*Task to carry out*
Write out the whole of the material exactly.

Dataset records
──────────────────────────────

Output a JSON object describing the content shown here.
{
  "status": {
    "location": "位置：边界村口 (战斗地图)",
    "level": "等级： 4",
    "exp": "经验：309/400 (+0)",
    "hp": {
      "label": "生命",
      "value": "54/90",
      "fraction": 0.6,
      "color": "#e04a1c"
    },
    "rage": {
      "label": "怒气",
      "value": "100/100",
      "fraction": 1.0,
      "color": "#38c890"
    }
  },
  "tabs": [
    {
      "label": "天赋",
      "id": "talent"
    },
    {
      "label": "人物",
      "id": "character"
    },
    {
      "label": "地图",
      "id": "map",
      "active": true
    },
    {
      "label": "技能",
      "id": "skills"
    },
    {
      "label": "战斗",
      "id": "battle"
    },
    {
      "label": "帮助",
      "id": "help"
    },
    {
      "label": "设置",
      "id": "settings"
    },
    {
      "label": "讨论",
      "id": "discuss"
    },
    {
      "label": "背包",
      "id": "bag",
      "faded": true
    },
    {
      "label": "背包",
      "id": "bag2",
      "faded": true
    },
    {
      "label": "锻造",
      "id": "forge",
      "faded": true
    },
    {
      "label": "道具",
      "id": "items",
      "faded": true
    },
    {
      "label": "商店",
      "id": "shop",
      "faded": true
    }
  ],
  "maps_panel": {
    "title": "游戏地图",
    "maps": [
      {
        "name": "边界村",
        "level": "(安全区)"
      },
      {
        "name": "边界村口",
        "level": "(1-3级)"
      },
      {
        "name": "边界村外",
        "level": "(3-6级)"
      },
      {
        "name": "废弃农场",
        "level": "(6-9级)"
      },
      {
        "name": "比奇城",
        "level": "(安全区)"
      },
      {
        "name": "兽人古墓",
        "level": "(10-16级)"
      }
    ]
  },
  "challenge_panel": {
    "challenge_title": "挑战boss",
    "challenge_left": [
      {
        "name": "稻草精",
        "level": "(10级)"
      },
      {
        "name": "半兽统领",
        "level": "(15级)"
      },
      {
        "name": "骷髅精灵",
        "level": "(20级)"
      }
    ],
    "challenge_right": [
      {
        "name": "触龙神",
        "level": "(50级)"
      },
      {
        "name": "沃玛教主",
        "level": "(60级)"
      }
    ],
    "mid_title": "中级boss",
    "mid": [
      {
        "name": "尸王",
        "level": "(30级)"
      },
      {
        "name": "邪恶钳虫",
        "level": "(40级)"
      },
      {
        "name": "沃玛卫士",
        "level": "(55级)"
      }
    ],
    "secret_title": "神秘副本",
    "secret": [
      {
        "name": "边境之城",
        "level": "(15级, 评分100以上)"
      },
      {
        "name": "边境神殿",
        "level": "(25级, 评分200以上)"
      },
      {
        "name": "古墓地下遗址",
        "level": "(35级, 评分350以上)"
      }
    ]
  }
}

──────────────────────────────

*The response*
Output a JSON object describing the content shown here.
{
  "status": {
    "location": "位置：边界村口 (战斗地图)",
    "level": "等级： 4",
    "exp": "经验：309/400 (+0)",
    "hp": {
      "label": "生命",
      "value": "54/90",
      "fraction": 0.6,
      "color": "#e04a1c"
    },
    "rage": {
      "label": "怒气",
      "value": "100/100",
      "fraction": 1.0,
      "color": "#38c890"
    }
  },
  "tabs": [
    {
      "label": "天赋",
      "id": "talent"
    },
    {
      "label": "人物",
      "id": "character"
    },
    {
      "label": "地图",
      "id": "map",
      "active": true
    },
    {
      "label": "技能",
      "id": "skills"
    },
    {
      "label": "战斗",
      "id": "battle"
    },
    {
      "label": "帮助",
      "id": "help"
    },
    {
      "label": "设置",
      "id": "settings"
    },
    {
      "label": "讨论",
      "id": "discuss"
    },
    {
      "label": "背包",
      "id": "bag",
      "faded": true
    },
    {
      "label": "背包",
      "id": "bag2",
      "faded": true
    },
    {
      "label": "锻造",
      "id": "forge",
      "faded": true
    },
    {
      "label": "道具",
      "id": "items",
      "faded": true
    },
    {
      "label": "商店",
      "id": "shop",
      "faded": true
    }
  ],
  "maps_panel": {
    "title": "游戏地图",
    "maps": [
      {
        "name": "边界村",
        "level": "(安全区)"
      },
      {
        "name": "边界村口",
        "level": "(1-3级)"
      },
      {
        "name": "边界村外",
        "level": "(3-6级)"
      },
      {
        "name": "废弃农场",
        "level": "(6-9级)"
      },
      {
        "name": "比奇城",
        "level": "(安全区)"
      },
      {
        "name": "兽人古墓",
        "level": "(10-16级)"
      }
    ]
  },
  "challenge_panel": {
    "challenge_title": "挑战boss",
    "challenge_left": [
      {
        "name": "稻草精",
        "level": "(10级)"
      },
      {
        "name": "半兽统领",
        "level": "(15级)"
      },
      {
        "name": "骷髅精灵",
        "level": "(20级)"
      }
    ],
    "challenge_right": [
      {
        "name": "触龙神",
        "level": "(50级)"
      },
      {
        "name": "沃玛教主",
        "level": "(60级)"
      }
    ],
    "mid_title": "中级boss",
    "mid": [
      {
        "name": "尸王",
        "level": "(30级)"
      },
      {
        "name": "邪恶钳虫",
        "level": "(40级)"
      },
      {
        "name": "沃玛卫士",
        "level": "(55级)"
      }
    ],
    "secret_title": "神秘副本",
    "secret": [
      {
        "name": "边境之城",
        "level": "(15级, 评分100以上)"
      },
      {
        "name": "边境神殿",
        "level": "(25级, 评分200以上)"
      },
      {
        "name": "古墓地下遗址",
        "level": "(35级, 评分350以上)"
      }
    ]
  }
}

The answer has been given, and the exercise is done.